[Exercise] Find the lines holding "veuve" and copy them.

[Start Dataset entries]

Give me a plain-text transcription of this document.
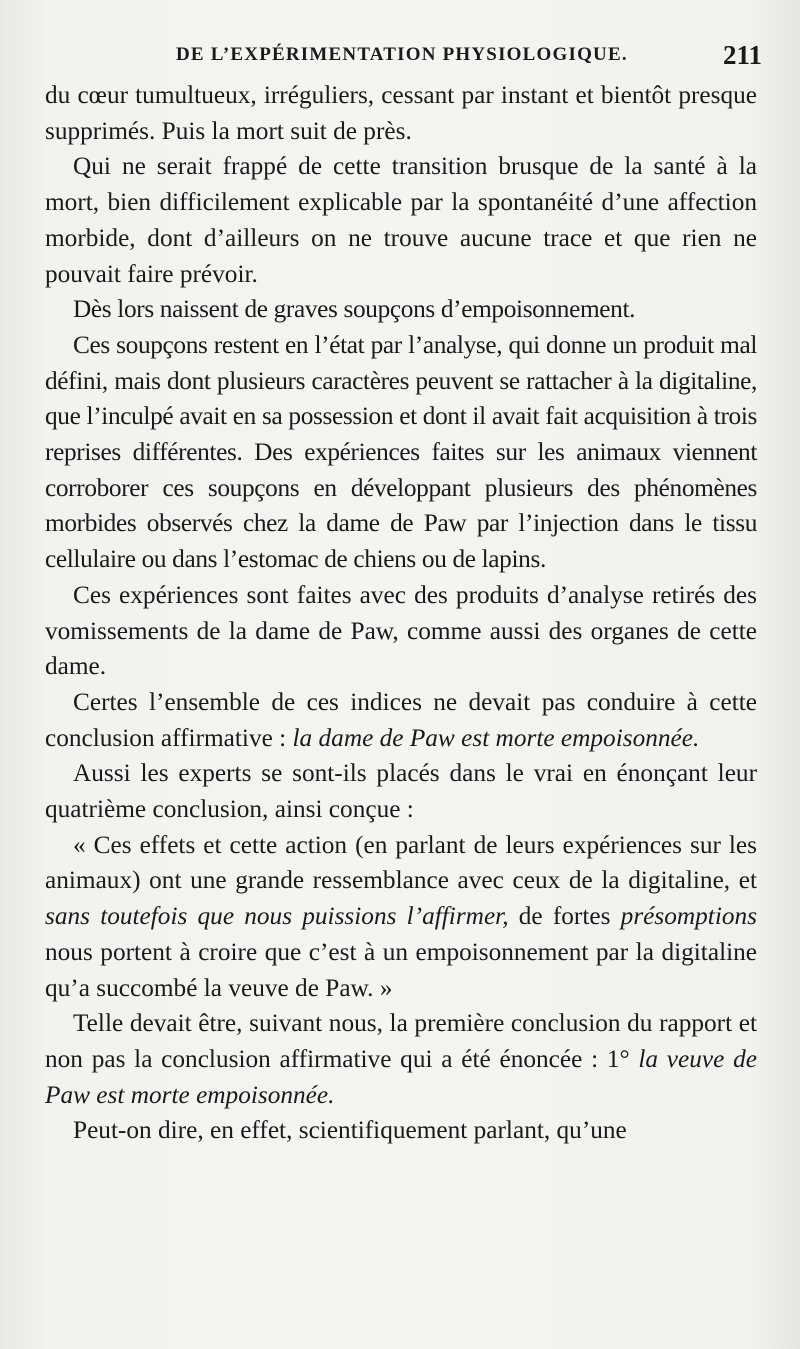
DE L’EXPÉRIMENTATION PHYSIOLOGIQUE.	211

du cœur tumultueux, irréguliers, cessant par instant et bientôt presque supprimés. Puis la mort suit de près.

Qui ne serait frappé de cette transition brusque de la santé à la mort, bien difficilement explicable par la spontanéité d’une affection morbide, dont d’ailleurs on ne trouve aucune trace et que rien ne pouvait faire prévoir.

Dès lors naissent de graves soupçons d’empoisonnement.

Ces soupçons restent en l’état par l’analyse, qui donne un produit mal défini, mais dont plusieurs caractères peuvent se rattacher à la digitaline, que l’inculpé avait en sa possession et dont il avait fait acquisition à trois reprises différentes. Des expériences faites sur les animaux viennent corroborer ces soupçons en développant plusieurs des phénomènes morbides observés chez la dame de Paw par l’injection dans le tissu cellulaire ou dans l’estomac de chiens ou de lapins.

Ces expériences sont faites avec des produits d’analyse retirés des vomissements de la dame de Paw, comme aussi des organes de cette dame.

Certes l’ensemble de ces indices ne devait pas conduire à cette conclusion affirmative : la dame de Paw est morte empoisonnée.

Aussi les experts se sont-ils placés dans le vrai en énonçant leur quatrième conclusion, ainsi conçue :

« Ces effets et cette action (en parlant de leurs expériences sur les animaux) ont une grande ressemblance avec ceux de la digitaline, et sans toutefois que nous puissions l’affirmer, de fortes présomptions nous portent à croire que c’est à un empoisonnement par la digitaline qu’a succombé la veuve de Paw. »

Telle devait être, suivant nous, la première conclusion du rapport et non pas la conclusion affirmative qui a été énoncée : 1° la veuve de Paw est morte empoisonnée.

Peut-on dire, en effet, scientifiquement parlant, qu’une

[End Dataset entries]
[Start Dataset entries]

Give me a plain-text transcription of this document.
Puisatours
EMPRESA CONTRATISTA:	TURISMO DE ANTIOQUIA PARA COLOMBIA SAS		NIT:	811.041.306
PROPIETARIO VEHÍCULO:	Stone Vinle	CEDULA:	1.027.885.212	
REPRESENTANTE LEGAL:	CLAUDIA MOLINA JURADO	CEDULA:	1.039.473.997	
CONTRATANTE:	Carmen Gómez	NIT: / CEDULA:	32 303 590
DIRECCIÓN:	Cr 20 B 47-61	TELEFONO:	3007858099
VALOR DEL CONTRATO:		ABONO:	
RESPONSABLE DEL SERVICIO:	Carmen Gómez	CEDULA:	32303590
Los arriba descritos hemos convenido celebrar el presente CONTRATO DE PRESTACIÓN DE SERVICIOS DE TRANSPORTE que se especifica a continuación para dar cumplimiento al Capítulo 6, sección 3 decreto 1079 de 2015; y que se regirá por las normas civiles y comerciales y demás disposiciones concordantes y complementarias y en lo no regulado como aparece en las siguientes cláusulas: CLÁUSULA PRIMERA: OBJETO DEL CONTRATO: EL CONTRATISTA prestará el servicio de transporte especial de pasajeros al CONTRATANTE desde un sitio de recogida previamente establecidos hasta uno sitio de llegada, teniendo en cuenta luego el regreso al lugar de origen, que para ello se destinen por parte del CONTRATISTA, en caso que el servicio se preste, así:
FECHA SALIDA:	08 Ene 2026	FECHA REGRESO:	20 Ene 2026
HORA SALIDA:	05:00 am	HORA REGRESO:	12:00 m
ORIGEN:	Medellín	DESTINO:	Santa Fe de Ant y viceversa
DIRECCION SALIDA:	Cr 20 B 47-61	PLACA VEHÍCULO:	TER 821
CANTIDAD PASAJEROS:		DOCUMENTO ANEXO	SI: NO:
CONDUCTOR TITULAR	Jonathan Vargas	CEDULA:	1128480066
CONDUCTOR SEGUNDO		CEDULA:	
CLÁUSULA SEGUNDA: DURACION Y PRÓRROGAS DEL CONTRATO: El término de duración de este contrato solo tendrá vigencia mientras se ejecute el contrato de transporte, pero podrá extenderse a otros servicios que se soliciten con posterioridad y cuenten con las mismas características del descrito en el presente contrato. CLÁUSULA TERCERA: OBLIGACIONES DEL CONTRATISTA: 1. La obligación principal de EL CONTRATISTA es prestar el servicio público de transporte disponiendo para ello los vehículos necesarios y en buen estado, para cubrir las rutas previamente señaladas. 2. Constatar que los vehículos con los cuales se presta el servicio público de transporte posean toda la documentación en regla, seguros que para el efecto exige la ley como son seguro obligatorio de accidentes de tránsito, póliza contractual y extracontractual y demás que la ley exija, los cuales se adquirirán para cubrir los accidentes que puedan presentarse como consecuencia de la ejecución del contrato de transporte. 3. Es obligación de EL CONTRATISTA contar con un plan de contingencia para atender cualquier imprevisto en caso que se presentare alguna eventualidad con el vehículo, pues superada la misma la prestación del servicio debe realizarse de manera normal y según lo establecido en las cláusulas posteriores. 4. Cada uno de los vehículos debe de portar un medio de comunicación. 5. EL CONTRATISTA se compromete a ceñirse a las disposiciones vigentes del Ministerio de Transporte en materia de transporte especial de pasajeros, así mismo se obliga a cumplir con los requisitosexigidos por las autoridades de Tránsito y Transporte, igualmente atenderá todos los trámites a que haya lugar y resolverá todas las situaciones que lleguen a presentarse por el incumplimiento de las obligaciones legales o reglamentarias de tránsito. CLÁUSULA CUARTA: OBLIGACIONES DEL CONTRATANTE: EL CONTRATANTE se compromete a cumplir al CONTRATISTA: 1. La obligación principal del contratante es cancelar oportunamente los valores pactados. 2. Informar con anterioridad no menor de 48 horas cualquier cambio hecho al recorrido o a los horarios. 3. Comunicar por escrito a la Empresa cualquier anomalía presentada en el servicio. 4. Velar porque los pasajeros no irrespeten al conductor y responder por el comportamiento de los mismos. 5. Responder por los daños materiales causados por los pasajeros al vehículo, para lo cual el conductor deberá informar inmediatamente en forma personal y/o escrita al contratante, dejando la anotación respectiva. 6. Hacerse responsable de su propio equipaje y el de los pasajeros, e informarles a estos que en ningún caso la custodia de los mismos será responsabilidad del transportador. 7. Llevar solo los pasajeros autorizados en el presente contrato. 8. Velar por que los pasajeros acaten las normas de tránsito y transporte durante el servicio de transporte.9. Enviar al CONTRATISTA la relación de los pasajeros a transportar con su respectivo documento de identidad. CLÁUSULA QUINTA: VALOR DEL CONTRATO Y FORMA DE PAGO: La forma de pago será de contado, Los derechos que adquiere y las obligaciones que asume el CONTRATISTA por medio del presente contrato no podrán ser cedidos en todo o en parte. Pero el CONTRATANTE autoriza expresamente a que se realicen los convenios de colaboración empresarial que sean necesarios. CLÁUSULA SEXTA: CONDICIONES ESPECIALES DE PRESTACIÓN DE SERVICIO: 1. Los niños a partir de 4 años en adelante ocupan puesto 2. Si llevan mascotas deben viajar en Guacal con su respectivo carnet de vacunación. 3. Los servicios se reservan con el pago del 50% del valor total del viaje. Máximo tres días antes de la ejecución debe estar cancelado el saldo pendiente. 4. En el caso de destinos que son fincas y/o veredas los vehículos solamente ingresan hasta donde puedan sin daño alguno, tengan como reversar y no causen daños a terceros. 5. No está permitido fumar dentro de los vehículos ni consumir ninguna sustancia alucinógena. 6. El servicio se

[End Dataset entries]

[Task result]
« Ces effets et cette action (en parlant de leurs expériences sur les animaux) ont une grande ressemblance avec ceux de la digitaline, et sans toutefois que nous puissions l’affirmer, de fortes présomptions nous portent à croire que c’est à un empoisonnement par la digitaline qu’a succombé la veuve de Paw. »
Telle devait être, suivant nous, la première conclusion du rapport et non pas la conclusion affirmative qui a été énoncée : 1° la veuve de Paw est morte empoisonnée.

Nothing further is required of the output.